### Document section
-- -- --
Skip to content

DataFrame API

Coming in v0.4

The DataFrame API (alopex-dataframe) is planned for v0.4. This guide provides a preview of the upcoming API design.

Overview

alopex-dataframe provides a Polars-compatible DataFrame engine in pure Rust, enabling high-performance data analysis directly within Alopex DB.

Key Features

  • Polars Compatibility: Familiar API for Polars users
  • Lazy Evaluation: Query optimization through deferred execution
  • Arrow Integration: Zero-copy data interchange
  • Database Integration: Seamless integration with Alopex DB tables

Quick Start

Rust API

use alopex_dataframe::{DataFrame, col, lit};

// Read from Parquet file
let df = DataFrame::read_parquet("data.parquet")?;

// Lazy evaluation with query optimization
let result = df
    .lazy()
    .filter(col("score").gt(lit(0.5)))
    .select([col("id"), col("content"), col("score")])
    .group_by([col("category")])
    .agg([
        col("score").mean().alias("avg_score"),
        col("id").count().alias("count")
    ])
    .sort("avg_score", SortOptions::default().descending())
    .collect()?;

println!("{:?}", result);

Python API (via alopex-py)

import alopex

# Polars-compatible DataFrame API
df = alopex.read_parquet("data.parquet")

result = (
    df.lazy()
    .filter(alopex.col("score") > 0.5)
    .select(["id", "content", "score"])
    .group_by("category")
    .agg([
        alopex.col("score").mean().alias("avg_score"),
        alopex.col("id").count().alias("count")
    ])
    .sort("avg_score", descending=True)
    .collect()
)

print(result)

I/O Operations

Reading Data

use alopex_dataframe::DataFrame;

// Read Parquet
let df = DataFrame::read_parquet("data.parquet")?;

// Read CSV
let df = DataFrame::read_csv("data.csv")?;

// Scan (lazy loading)
let lf = DataFrame::scan_parquet("large_data.parquet")?;
let lf = DataFrame::scan_csv("large_data.csv")?;

Writing Data

use alopex_dataframe::DataFrame;

let df = /* ... */;

// Write Parquet
df.write_parquet("output.parquet")?;

// Write CSV
df.write_csv("output.csv")?;

DataFrame Operations

Selection and Filtering

use alopex_dataframe::{DataFrame, col, lit};

let df = DataFrame::read_parquet("data.parquet")?;

// Select columns
let selected = df.select([col("id"), col("name"), col("score")])?;

// Filter rows
let filtered = df.filter(col("score").gt(lit(0.5)))?;

// Combined
let result = df
    .lazy()
    .filter(col("active").eq(lit(true)))
    .select([col("id"), col("name")])
    .collect()?;

Aggregations

use alopex_dataframe::{DataFrame, col};

let df = DataFrame::read_parquet("sales.parquet")?;

let result = df
    .lazy()
-- -- --
### Recorded data
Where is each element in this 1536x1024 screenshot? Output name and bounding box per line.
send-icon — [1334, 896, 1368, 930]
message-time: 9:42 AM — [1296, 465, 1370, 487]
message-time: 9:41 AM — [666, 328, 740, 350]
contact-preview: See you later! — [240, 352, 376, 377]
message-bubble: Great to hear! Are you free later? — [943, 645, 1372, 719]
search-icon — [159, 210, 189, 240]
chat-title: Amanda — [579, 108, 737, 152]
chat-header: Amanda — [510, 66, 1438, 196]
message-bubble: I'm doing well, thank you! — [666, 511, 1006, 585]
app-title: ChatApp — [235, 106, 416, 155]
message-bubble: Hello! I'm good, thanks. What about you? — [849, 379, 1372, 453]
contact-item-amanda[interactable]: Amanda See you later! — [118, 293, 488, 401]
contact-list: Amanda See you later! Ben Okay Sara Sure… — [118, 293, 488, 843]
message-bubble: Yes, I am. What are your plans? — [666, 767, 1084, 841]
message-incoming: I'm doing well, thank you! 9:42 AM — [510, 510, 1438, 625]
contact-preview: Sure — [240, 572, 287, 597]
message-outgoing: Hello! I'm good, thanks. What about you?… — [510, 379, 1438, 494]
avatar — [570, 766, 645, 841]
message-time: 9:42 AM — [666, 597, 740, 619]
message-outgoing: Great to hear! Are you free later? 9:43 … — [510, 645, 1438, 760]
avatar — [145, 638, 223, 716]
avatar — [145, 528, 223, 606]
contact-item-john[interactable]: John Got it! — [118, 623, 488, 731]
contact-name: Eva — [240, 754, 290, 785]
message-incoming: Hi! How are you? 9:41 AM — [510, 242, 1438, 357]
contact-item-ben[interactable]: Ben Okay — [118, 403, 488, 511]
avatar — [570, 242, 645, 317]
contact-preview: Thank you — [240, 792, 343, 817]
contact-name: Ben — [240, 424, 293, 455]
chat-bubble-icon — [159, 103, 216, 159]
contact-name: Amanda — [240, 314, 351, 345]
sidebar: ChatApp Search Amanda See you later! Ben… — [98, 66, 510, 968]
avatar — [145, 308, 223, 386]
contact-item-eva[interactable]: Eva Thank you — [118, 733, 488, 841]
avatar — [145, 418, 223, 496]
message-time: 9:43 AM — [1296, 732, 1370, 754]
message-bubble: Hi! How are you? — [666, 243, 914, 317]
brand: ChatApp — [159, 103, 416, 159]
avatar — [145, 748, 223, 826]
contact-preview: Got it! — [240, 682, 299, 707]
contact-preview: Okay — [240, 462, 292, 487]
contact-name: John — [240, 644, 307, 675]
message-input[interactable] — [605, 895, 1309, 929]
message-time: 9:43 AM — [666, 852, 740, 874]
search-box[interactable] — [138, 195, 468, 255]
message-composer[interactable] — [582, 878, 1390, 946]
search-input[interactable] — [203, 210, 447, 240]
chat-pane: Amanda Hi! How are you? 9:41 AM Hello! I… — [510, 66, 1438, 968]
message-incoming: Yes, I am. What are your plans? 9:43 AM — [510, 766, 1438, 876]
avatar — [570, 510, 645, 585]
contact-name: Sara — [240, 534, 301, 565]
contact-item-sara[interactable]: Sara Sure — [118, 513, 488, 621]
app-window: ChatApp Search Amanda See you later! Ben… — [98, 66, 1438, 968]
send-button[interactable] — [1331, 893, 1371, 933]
-- -- --
### Directions
**A)** Using the DataFrame API guide, decide whether each statement agrees with it: (i) the DataFrame API is planned for v0.4; (ii) alopex-dataframe is built in pure Rust; (iii) the Arrow integration copies data during interchange. Answer yes or no for each, and quote the deciding words.
**B)** List every line of the listing that contains the string "preview", treating case as significant.

### Solutions by task
**A)**
(i) Yes: "is planned for v0.4"
(ii) Yes: "a Polars-compatible DataFrame engine in pure Rust"
(iii) No: "Zero-copy data interchange"

**B)**
contact-preview: See you later! — [240, 352, 376, 377]
contact-preview: Sure — [240, 572, 287, 597]
contact-preview: Thank you — [240, 792, 343, 817]
contact-preview: Got it! — [240, 682, 299, 707]
contact-preview: Okay — [240, 462, 292, 487]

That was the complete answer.